— INSTRUCTIONS TO FOLLOW —
Search the material for the word "tương" and copy each line that holds it.

— STORED ROWS —
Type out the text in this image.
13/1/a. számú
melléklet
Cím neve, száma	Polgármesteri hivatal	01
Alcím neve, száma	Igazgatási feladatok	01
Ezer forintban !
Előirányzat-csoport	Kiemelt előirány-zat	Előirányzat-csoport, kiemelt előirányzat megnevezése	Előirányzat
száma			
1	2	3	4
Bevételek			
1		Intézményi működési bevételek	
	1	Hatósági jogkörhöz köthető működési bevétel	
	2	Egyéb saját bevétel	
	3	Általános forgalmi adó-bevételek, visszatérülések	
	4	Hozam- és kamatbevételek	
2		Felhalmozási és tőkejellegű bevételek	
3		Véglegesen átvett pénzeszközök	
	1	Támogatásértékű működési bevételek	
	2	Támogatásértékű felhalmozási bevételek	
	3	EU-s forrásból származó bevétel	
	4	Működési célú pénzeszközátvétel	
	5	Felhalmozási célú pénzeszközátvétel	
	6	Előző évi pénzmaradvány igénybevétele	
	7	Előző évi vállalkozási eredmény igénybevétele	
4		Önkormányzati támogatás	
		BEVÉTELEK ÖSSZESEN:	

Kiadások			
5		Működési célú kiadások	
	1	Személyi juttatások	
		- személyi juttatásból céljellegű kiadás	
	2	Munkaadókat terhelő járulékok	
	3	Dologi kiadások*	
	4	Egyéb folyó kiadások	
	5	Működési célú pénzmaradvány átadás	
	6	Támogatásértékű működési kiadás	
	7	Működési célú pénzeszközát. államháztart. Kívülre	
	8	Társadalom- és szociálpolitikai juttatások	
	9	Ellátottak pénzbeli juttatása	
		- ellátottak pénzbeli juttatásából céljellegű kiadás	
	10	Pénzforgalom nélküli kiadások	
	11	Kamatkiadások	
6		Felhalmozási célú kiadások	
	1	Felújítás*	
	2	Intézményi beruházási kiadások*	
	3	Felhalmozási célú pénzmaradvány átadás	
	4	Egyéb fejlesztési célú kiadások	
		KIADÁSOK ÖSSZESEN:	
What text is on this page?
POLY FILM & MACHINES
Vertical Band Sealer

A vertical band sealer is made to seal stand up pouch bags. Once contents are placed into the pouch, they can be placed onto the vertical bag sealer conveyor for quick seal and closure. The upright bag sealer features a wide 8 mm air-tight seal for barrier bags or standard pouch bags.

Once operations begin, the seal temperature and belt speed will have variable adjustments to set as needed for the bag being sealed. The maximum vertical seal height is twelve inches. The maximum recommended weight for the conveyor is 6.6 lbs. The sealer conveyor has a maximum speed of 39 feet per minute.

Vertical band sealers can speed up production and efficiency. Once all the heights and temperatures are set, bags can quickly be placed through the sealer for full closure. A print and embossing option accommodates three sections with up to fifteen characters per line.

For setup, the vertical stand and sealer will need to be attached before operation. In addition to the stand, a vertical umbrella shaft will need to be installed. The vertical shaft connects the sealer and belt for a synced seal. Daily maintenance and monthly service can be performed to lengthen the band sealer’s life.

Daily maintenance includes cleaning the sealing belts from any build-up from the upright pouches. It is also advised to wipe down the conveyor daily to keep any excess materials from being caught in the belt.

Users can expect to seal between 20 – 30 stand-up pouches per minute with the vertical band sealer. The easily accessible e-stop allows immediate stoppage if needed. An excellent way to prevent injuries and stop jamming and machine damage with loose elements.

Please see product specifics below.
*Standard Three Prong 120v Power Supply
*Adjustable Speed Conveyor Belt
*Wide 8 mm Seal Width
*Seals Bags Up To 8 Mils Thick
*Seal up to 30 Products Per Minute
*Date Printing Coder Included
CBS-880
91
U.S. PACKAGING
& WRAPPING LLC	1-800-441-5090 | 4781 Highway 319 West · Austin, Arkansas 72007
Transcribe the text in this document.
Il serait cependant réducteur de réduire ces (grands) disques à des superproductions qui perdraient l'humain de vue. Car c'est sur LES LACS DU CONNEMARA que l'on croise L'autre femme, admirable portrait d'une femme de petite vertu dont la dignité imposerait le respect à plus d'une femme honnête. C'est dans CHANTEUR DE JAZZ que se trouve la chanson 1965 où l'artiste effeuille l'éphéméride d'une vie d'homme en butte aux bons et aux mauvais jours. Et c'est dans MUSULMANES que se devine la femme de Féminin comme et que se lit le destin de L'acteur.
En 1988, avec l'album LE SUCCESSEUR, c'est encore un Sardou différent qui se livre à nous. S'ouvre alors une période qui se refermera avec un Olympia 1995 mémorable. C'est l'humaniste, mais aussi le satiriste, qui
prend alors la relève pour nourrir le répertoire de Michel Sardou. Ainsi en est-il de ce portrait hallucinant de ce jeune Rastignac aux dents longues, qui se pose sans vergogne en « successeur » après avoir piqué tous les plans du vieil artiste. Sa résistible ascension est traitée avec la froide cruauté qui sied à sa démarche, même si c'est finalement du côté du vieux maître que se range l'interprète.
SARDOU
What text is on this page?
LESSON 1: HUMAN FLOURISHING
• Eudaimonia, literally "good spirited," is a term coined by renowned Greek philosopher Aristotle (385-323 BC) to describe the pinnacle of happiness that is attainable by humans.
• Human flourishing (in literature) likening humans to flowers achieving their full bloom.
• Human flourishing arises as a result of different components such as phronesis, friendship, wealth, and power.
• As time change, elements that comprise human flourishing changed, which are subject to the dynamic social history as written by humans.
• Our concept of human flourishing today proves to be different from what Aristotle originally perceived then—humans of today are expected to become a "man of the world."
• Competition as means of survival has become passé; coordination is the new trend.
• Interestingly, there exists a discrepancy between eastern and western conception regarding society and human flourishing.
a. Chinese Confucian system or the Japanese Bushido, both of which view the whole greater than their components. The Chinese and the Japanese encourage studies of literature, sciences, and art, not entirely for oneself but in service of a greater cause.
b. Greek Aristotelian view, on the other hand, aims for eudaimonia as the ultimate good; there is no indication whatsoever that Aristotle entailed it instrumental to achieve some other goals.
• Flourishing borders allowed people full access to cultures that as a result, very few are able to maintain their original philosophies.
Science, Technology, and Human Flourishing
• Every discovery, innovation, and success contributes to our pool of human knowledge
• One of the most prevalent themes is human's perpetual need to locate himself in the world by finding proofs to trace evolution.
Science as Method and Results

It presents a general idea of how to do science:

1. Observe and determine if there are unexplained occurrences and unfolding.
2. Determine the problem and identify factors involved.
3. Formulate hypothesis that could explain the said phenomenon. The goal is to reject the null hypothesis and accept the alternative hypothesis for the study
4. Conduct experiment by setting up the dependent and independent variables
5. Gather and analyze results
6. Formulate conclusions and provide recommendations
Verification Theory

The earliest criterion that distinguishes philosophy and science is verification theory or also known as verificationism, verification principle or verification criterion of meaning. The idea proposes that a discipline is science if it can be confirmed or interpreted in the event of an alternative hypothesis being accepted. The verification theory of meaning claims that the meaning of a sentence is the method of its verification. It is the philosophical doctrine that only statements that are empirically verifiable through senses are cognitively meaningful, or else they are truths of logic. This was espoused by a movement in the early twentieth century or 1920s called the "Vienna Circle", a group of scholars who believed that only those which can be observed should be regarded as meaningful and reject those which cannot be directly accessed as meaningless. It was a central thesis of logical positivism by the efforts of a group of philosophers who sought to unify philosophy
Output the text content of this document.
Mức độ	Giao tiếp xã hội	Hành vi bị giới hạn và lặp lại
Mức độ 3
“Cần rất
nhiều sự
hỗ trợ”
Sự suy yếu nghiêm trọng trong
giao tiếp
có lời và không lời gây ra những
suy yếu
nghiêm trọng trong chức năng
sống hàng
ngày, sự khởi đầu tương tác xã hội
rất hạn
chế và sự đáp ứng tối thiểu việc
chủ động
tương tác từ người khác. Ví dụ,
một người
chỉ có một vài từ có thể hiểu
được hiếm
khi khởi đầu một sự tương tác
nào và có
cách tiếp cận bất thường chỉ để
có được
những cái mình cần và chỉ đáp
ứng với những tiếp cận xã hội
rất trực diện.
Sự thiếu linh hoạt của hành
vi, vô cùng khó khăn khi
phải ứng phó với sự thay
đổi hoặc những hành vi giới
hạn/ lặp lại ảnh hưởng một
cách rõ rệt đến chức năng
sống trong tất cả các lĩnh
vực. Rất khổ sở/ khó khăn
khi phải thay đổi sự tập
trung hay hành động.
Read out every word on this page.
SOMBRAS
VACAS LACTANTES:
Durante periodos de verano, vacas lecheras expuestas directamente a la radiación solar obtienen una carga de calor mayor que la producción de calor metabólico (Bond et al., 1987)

— RESULT FOR THIS EXERCISE —
ngày, sự khởi đầu tương tác xã hội
tương tác từ người khác. Ví dụ,
khi khởi đầu một sự tương tác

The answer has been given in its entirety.